* Passage provided:
•••

Saturday, 24 March 2007

The Adultery club by Tess Stimson

The adultery club by Tess Stimson

This is the kind of book one impulse buys in an airport departure lounge. I bought it in the Gatwick North terminal on the way to Courchevel. The title is arresting and the marketing blurb on the back promises lots of bonking. Harmless entertainment?

There are plenty of in-your-face descriptions of bonking, which I will leave to your imagination, though they are fairly obvious. A quibble I have is the notion the authoress has about a man’s ability to immediately develop a rock-hard condition in his trousers at the drop of a hat, or should I say the glimpse of an inch of female thigh. Or is that just me being emotionally/physically retarded?!

The story is about a man aged in his forties who commits adultery, when as the back cover says “Sara Kaplan, a bright, vivacious young lawyer, explodes into his life like a sexual hand grenade.” The eternal triangle.

•••

* Data to examine:

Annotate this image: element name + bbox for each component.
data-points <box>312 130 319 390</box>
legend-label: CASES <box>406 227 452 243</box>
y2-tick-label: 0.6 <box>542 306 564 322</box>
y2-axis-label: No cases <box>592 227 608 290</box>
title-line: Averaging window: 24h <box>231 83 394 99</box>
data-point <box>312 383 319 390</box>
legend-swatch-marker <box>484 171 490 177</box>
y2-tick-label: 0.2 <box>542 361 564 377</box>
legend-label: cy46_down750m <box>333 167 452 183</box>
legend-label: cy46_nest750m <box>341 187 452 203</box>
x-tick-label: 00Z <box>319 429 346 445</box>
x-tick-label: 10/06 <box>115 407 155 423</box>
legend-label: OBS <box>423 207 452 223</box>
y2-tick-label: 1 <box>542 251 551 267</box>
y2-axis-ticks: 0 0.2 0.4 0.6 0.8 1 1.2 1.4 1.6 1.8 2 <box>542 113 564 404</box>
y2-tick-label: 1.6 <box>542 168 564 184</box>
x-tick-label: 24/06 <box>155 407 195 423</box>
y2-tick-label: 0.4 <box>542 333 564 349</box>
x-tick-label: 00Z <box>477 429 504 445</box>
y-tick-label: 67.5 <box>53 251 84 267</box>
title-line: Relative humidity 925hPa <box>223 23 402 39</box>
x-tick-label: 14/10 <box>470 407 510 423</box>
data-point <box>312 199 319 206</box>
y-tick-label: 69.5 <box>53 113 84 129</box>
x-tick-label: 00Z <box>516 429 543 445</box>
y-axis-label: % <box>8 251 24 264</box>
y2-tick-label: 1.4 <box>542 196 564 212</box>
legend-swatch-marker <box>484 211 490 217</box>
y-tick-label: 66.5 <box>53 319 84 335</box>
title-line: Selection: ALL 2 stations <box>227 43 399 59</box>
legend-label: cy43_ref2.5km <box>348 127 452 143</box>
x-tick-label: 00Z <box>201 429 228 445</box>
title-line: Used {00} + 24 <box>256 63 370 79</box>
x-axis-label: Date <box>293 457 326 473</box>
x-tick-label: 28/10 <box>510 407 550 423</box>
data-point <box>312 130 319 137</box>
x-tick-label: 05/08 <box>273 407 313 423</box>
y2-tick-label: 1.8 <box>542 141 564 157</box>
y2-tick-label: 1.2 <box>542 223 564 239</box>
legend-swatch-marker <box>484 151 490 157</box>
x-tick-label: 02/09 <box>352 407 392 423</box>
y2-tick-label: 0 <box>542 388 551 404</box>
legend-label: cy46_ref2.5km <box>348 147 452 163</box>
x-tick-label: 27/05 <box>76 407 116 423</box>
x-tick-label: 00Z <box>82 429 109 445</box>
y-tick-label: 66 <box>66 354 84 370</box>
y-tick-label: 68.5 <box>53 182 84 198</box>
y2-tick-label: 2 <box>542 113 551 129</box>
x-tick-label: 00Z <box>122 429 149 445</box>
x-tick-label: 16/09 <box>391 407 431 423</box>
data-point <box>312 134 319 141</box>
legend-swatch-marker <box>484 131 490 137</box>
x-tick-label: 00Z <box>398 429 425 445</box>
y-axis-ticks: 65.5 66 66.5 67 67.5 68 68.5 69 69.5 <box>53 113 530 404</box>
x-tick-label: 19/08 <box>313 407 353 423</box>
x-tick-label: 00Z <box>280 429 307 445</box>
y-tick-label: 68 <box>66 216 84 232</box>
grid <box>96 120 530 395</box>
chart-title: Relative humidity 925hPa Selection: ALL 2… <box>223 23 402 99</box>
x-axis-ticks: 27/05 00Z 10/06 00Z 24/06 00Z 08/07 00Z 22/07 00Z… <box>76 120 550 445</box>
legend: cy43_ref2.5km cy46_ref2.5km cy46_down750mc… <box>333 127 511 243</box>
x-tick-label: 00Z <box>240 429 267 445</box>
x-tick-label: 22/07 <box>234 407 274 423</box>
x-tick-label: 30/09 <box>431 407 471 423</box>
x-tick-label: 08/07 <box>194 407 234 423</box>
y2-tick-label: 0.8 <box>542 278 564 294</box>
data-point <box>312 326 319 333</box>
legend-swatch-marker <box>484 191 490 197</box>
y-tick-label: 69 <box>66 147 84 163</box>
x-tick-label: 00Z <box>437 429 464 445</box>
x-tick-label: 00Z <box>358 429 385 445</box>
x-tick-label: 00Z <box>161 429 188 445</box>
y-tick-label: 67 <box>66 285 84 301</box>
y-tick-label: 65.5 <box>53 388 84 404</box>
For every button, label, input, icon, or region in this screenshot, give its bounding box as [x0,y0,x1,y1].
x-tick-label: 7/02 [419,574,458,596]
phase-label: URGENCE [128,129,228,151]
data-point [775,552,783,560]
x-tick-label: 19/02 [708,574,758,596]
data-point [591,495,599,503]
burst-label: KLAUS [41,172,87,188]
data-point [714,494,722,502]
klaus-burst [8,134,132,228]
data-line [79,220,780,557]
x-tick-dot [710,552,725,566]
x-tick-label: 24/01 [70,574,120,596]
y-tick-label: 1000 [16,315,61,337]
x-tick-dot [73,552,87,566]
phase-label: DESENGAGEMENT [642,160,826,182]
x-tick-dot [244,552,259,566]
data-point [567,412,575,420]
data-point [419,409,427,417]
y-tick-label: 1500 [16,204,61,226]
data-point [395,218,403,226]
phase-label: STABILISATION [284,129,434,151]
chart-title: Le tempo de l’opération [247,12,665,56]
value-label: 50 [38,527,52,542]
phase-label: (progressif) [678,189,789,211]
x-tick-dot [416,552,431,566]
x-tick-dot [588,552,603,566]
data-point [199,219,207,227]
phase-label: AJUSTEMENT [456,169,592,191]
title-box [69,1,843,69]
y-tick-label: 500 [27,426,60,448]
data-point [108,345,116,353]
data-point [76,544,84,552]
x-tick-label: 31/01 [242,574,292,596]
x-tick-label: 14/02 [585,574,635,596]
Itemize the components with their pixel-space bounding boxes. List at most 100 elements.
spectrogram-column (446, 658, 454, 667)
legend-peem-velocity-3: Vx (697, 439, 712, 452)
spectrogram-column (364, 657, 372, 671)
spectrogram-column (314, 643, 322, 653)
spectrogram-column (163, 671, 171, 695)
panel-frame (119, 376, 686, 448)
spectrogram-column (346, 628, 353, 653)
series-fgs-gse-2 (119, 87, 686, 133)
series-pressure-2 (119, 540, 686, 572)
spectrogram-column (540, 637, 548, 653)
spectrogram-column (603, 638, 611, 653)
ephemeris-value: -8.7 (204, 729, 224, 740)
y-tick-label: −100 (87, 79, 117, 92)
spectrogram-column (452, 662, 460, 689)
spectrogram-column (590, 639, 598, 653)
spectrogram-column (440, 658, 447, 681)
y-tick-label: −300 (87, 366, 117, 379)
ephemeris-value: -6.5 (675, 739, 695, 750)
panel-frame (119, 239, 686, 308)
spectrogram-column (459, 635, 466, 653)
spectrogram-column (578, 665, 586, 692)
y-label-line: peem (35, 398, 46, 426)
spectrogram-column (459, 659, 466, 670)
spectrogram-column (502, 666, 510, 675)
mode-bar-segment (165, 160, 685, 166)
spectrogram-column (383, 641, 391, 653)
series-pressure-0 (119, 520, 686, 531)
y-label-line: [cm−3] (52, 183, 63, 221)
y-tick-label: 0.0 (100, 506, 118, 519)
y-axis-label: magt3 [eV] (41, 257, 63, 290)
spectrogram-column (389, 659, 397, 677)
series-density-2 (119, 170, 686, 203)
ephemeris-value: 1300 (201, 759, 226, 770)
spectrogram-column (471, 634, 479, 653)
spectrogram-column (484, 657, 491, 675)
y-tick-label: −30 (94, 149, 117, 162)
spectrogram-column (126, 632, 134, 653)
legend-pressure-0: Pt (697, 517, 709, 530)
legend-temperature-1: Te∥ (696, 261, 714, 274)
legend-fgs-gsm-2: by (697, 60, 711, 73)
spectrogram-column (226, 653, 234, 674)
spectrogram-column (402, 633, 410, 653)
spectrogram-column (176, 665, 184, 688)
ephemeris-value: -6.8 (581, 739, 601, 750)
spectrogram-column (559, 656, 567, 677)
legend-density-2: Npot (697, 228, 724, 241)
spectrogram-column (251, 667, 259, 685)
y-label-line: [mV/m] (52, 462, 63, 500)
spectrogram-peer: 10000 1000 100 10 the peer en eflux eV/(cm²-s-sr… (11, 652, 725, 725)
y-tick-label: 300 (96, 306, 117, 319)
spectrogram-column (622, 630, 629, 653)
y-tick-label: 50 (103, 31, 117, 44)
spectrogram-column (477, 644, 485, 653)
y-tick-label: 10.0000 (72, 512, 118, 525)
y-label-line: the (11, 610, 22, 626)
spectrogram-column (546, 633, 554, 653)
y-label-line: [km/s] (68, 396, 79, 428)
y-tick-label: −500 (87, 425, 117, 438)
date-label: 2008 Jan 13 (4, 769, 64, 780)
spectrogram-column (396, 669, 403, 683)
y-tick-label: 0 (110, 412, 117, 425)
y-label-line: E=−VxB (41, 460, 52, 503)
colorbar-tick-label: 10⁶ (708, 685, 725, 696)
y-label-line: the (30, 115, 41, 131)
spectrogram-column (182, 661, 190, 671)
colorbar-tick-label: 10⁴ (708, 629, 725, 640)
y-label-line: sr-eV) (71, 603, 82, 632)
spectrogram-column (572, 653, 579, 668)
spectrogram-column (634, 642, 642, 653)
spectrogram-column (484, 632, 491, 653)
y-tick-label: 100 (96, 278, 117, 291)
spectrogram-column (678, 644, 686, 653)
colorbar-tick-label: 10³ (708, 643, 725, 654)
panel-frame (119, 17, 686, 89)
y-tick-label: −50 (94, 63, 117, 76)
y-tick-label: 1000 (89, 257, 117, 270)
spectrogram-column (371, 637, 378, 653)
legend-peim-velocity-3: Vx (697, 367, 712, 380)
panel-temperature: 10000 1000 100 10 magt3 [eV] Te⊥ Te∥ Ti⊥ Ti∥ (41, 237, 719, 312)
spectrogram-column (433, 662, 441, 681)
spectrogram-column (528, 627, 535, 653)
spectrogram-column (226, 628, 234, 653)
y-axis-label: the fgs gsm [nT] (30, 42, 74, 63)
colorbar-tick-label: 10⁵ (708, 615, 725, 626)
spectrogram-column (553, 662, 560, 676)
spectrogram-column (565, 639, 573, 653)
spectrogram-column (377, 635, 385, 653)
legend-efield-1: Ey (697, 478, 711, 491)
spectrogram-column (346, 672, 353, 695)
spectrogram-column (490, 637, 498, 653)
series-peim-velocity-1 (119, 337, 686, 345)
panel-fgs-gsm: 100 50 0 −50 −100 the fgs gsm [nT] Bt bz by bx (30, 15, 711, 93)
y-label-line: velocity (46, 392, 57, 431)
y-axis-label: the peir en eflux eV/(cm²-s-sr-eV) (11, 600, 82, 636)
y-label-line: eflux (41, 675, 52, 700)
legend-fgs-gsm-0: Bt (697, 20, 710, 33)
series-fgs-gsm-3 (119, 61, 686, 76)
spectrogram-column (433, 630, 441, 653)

•••

Write the next part of the review of The Adultery Club, picking up after its last sentence. The items can be set aside; nothing here depends on them.

* Result below:
Before you sneer (yet surreptitiously purchase it for your next beach holiday), let me state that the book has some very good elements. If the authoress can cut out the clich├ęd raw sex and avoid the atrociously happy ending, she could develop into an excellent writer.

First a lesser point: She has a wide vocabulary, and turns out original and witty phrases in the midst of the dross.

Second, she employs a clever narrative technique of revolving the first-person point of view in each chapter between husband, mistress and wife. Some key scenes are repeated, down to the level of the conversations word-for-word, interspersed with internal monologue of the narrators’ thoughts, revealing amusingly different interpretations of what the characters do and say. This technique explores the gulf that appears in how people misunderstand and misread each others’ intentions. Out of this triangle of views, the personality of the wronged wife becomes the most interesting, complex and sympathetic.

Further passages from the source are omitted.